The Glass Menagerie


The Glass Menagerie is a memory play by Tennessee Williams that premiered in 1944 and catapulted Williams from obscurity to fame. The play has strong autobiographical elements, featuring characters based on its author, his histrionic mother, and his mentally fragile sister. In writing the play, Williams drew on an earlier short story, as well as a screenplay he had written under the title of The Gentleman Caller.
The play premiered in Chicago on 26 December 1944. After a shaky start, it was championed by Chicago critics Ashton Stevens and Claudia Cassidy, whose enthusiasm helped build audiences so the producers could move the play to Broadway where it won the New York Drama Critics' Circle Award in 1945. The Glass Menagerie was Williams' first successful play; he went on to become one of America's most highly regarded playwrights.

Characters

; Amanda Wingfield:A faded Southern belle who grew up in Blue Mountain, Mississippi, abandoned by her husband, and who is trying to raise her two children under harsh financial conditions. Amanda yearns for the comforts of her youth and also longs for her children to have the same comforts, but her devotion to them has made her - as she admits at one point - almost "hateful" towards them.

> [Tasks for this exercise]:
**A)** Recast the paragraph of the Glass Menagerie passage that begins "The play premiered in Chicago" as a short bulleted list, keeping its main facts.
**B)** Answer these from the Glass Menagerie passage:
(i) Under what title did Williams write the screenplay he drew on for the play?
(ii) In what year did the play win the New York Drama Critics' Circle Award?
(iii) Where did Amanda Wingfield grow up?
The entries that come next are separate material, unrelated to the Glass Menagerie passage.

[Data extracted from a collection]
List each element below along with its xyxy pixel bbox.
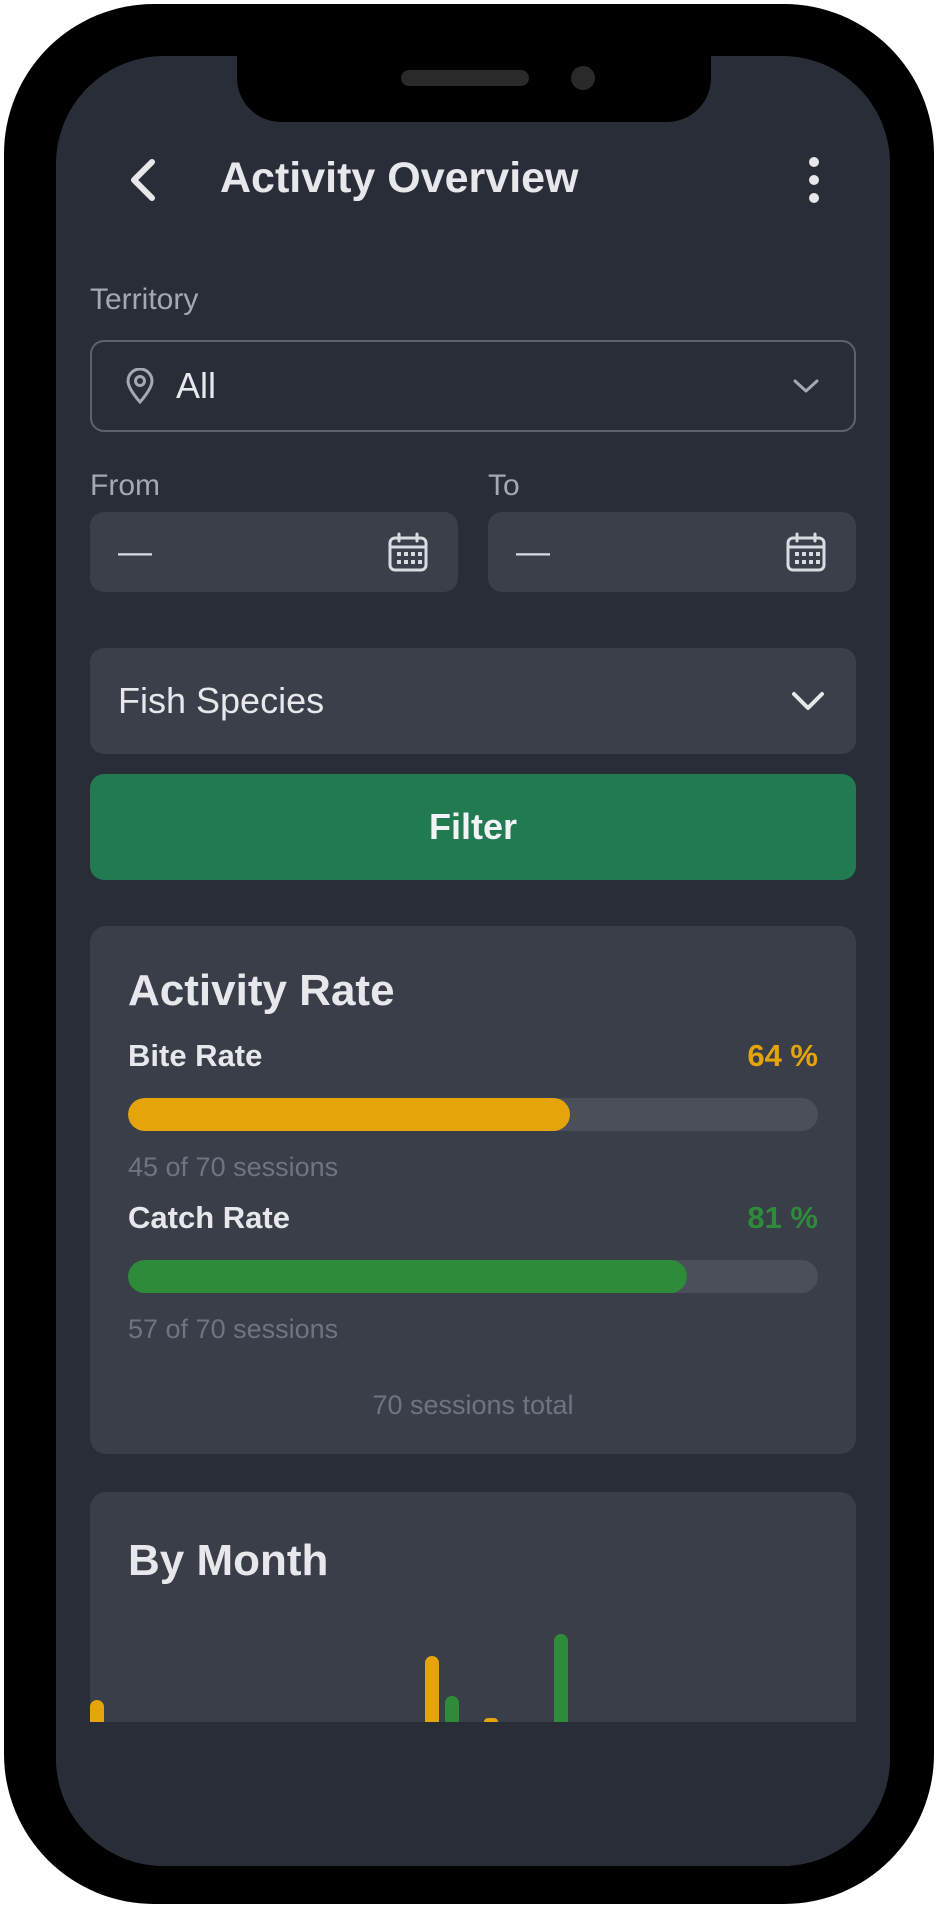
sessions-total: 70 sessions total — [372, 1390, 574, 1420]
bite-rate-label: Bite Rate — [128, 1038, 263, 1073]
fish-species-select[interactable]: Fish Species — [90, 648, 856, 754]
fish-species-value: Fish Species — [118, 680, 325, 721]
chevron-left-icon — [131, 159, 155, 201]
catch-rate-progress-fill — [128, 1260, 687, 1293]
to-date-field[interactable]: — — [488, 512, 856, 592]
territory-select[interactable]: All — [90, 340, 856, 432]
from-date-value: — — [118, 532, 152, 571]
bite-rate-progress-fill — [128, 1098, 570, 1131]
back-button[interactable] — [116, 152, 172, 208]
device-notch — [237, 56, 711, 122]
catch-rate-percent: 81 % — [747, 1200, 818, 1235]
month-bar — [445, 1695, 459, 1722]
bottom-area — [56, 1722, 890, 1866]
calendar-icon[interactable] — [386, 530, 430, 574]
to-date-value: — — [516, 532, 550, 571]
bite-rate-progress — [128, 1098, 818, 1131]
app-screen: Activity Overview Territory All From To … — [56, 56, 890, 1866]
month-bar — [90, 1700, 104, 1722]
speaker-grille — [401, 70, 529, 86]
more-vertical-icon — [809, 157, 819, 203]
month-bar — [425, 1656, 439, 1722]
catch-rate-label: Catch Rate — [128, 1200, 290, 1235]
phone-frame: Activity Overview Territory All From To … — [4, 4, 934, 1904]
territory-value: All — [176, 365, 217, 406]
catch-rate-progress — [128, 1260, 818, 1293]
more-options-button[interactable] — [792, 150, 836, 210]
month-bar — [554, 1634, 568, 1722]
chevron-down-icon — [788, 681, 828, 721]
page-title: Activity Overview — [220, 154, 579, 202]
map-pin-icon — [120, 366, 160, 406]
chevron-down-icon — [786, 366, 826, 406]
activity-rate-title: Activity Rate — [128, 966, 395, 1015]
catch-rate-detail: 57 of 70 sessions — [128, 1314, 339, 1344]
front-camera — [571, 66, 595, 90]
from-date-field[interactable]: — — [90, 512, 458, 592]
activity-rate-card: Activity Rate Bite Rate 64 % 45 of 70 se… — [90, 926, 856, 1454]
bite-rate-detail: 45 of 70 sessions — [128, 1152, 339, 1182]
from-label: From — [90, 469, 160, 502]
calendar-icon[interactable] — [784, 530, 828, 574]
territory-label: Territory — [90, 283, 199, 316]
bite-rate-percent: 64 % — [747, 1038, 818, 1073]
to-label: To — [488, 469, 520, 502]
filter-button[interactable]: Filter — [90, 774, 856, 880]
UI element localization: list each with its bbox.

> [Exercise responses]:
**A)**
- Premiered in Chicago on 26 December 1944
- Got off to a shaky start, then was championed by Chicago critics Ashton Stevens and Claudia Cassidy
- Their enthusiasm built audiences, letting the producers move it to Broadway
- Won the New York Drama Critics' Circle Award in 1945
- Was Williams' first successful play; he became one of America's most highly regarded playwrights

**B)**
(i) The Gentleman Caller
(ii) 1945
(iii) Blue Mountain, Mississippi